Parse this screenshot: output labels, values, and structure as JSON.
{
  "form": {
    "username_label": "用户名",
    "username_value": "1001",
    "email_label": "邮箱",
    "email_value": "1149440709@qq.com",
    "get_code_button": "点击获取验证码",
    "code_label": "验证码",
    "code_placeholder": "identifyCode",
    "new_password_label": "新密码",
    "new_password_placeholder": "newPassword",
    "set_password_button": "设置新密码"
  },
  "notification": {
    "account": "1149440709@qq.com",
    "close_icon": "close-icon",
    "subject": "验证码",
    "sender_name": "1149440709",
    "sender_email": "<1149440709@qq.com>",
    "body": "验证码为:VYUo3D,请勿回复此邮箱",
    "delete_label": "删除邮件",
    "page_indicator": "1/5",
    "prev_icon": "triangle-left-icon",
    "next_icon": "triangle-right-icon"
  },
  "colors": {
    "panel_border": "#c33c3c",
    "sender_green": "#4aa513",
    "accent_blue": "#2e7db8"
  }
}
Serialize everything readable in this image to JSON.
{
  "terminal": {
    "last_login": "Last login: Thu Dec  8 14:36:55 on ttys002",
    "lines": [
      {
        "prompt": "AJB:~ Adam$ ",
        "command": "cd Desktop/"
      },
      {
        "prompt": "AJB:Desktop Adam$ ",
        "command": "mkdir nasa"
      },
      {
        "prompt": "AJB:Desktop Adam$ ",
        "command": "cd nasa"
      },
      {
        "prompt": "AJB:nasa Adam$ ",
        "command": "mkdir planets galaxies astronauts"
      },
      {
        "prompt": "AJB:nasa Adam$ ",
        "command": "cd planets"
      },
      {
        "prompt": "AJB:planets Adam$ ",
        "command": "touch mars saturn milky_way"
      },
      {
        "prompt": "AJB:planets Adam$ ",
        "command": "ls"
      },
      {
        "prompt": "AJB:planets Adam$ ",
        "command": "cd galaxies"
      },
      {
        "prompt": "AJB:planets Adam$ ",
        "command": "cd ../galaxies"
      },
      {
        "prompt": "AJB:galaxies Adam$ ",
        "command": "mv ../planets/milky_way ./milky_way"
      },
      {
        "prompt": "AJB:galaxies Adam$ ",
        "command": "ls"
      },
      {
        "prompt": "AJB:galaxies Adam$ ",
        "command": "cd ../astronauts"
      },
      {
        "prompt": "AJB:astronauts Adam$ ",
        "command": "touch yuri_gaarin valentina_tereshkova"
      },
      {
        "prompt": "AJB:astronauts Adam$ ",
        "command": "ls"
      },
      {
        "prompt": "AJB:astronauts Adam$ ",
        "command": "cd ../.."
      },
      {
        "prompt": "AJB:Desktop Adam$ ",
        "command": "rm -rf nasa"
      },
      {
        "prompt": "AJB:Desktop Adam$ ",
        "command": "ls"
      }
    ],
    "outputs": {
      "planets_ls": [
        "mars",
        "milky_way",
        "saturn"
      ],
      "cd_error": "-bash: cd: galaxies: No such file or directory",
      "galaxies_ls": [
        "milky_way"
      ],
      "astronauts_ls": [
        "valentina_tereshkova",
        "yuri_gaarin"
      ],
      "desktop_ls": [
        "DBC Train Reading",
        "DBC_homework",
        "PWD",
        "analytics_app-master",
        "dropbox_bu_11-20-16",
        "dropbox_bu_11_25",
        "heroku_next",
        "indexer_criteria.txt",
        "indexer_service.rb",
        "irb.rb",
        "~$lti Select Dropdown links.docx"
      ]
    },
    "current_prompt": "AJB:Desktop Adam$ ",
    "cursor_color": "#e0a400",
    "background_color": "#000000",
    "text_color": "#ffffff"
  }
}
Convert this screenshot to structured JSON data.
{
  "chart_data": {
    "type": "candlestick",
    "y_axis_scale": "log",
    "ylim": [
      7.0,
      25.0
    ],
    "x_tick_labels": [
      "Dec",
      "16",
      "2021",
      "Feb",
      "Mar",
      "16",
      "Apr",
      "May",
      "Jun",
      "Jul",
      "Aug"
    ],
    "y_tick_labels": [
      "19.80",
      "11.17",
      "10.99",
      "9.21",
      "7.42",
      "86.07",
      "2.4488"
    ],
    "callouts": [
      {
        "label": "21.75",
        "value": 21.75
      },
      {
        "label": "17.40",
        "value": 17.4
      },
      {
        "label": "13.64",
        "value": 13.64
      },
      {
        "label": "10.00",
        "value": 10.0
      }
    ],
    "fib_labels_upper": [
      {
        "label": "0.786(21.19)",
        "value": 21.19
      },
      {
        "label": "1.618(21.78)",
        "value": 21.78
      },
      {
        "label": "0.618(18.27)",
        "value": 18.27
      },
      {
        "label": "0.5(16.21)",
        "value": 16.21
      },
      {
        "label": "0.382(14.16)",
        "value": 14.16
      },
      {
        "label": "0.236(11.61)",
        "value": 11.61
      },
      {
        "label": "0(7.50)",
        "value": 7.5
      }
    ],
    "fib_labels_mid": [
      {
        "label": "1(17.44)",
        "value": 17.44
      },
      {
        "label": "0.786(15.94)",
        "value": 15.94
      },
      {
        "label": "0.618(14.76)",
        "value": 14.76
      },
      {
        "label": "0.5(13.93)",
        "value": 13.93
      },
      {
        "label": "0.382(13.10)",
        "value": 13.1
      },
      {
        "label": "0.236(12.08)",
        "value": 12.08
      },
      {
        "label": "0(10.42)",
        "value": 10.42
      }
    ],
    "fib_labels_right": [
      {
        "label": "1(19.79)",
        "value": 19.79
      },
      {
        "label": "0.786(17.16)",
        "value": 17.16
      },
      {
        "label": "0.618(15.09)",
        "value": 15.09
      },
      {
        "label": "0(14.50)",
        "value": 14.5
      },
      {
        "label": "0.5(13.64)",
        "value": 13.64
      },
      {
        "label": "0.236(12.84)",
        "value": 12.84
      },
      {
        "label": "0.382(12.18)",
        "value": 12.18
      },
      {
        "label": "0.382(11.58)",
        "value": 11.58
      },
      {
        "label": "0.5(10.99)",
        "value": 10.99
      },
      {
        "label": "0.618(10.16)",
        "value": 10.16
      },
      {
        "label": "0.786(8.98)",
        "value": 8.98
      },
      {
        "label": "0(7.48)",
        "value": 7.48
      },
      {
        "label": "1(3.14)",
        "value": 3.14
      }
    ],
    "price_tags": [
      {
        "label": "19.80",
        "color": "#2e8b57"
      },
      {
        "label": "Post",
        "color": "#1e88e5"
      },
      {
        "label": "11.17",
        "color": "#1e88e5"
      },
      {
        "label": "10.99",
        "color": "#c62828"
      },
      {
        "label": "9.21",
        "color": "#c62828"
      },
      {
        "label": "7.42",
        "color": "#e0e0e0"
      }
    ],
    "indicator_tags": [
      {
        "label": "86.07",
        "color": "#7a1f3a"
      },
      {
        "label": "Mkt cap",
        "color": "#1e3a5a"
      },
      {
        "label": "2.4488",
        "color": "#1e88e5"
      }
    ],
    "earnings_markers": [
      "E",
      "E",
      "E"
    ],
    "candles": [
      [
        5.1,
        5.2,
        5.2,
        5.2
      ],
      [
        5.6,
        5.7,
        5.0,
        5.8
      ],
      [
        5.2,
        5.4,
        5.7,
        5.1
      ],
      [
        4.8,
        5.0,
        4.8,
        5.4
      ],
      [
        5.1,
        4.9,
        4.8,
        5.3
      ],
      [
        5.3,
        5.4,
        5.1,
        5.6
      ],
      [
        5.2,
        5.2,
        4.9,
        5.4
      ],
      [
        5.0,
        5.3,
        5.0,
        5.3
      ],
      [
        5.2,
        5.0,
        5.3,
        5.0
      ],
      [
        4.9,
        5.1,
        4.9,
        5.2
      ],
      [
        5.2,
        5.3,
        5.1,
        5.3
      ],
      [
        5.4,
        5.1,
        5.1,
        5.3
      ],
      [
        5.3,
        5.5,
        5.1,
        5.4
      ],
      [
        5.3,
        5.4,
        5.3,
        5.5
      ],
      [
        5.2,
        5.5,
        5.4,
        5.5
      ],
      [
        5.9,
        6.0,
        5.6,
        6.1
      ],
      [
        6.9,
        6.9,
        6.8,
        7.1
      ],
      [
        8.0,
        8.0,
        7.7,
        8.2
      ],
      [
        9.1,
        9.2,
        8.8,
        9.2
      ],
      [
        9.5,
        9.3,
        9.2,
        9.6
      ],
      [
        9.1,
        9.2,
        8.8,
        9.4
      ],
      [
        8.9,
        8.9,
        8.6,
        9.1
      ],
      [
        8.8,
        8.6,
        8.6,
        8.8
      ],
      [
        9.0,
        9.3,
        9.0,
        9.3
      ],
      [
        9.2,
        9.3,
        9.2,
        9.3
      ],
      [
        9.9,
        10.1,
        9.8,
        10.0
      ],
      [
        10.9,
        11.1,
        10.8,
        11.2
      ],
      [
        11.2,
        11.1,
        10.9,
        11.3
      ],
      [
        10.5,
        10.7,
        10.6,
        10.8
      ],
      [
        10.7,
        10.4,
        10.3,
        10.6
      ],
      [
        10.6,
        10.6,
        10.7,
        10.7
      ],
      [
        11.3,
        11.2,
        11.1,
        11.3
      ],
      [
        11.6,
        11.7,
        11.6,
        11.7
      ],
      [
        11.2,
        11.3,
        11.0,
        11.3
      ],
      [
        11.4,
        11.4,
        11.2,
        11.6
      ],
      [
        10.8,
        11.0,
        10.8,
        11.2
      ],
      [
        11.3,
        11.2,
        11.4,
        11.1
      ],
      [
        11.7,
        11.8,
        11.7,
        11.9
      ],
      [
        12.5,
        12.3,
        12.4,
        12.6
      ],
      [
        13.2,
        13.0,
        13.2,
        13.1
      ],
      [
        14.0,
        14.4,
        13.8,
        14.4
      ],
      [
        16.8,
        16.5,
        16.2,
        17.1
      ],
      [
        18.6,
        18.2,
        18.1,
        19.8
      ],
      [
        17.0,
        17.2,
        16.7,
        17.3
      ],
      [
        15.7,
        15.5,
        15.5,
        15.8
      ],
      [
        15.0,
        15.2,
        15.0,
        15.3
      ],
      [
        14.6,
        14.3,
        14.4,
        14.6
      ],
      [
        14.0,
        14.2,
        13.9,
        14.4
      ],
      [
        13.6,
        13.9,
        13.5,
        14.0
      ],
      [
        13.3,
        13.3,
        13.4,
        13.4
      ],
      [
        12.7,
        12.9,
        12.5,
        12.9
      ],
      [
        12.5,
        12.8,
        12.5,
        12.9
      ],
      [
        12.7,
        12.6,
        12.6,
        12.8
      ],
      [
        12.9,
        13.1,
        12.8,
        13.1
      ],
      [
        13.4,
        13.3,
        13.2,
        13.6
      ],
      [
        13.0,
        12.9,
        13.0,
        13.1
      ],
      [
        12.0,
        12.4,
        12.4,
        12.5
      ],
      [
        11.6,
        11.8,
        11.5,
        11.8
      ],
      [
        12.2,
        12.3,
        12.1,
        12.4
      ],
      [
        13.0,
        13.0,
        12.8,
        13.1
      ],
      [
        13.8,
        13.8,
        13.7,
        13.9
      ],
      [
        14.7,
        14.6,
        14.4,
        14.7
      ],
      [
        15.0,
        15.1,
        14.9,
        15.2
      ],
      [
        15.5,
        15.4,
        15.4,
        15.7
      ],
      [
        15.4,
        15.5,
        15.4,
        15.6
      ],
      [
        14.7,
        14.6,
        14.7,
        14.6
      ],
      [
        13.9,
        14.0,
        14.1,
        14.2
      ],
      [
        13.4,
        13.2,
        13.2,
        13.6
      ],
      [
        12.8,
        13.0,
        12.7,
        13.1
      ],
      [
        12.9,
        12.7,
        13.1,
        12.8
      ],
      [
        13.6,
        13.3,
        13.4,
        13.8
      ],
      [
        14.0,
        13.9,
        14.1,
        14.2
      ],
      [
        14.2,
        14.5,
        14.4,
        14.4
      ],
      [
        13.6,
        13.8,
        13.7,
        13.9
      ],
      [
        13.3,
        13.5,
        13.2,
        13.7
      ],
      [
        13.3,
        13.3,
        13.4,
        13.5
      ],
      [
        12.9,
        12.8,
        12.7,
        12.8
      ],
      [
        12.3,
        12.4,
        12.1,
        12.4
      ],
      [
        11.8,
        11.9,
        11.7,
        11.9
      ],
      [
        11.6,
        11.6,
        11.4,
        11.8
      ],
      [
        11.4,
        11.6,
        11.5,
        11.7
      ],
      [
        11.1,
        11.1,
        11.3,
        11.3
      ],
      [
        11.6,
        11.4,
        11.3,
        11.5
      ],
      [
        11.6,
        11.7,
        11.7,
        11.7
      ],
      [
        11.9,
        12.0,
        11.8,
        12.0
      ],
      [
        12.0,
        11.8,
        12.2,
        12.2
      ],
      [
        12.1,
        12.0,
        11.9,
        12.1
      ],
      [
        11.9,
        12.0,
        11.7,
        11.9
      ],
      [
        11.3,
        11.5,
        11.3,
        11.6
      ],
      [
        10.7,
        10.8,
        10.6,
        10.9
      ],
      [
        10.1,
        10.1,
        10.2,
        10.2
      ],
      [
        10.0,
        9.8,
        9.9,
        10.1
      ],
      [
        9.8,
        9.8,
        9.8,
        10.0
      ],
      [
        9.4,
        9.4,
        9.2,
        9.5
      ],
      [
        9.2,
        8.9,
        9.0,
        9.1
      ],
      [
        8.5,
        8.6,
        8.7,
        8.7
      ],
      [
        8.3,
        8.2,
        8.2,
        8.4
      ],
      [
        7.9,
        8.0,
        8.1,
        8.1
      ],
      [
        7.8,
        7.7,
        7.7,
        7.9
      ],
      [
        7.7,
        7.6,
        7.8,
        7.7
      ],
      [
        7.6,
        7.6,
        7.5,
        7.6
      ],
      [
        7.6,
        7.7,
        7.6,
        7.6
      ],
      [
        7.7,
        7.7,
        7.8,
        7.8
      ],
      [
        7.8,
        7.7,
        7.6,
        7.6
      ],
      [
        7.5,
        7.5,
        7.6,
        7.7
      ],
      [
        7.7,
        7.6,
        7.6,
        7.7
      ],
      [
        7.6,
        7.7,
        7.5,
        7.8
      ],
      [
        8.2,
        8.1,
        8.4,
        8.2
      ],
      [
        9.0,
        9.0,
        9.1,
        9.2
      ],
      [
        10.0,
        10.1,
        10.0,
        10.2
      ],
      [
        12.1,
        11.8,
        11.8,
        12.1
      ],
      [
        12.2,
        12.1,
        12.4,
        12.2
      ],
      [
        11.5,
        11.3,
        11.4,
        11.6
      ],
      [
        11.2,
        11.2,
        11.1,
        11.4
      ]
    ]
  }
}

-------------------------

*The request:* Look through the material above and pick out each line holding the word "screenshot".

*Solution for this problem:*
Parse this screenshot: output labels, values, and structure as JSON.
Convert this screenshot to structured JSON data.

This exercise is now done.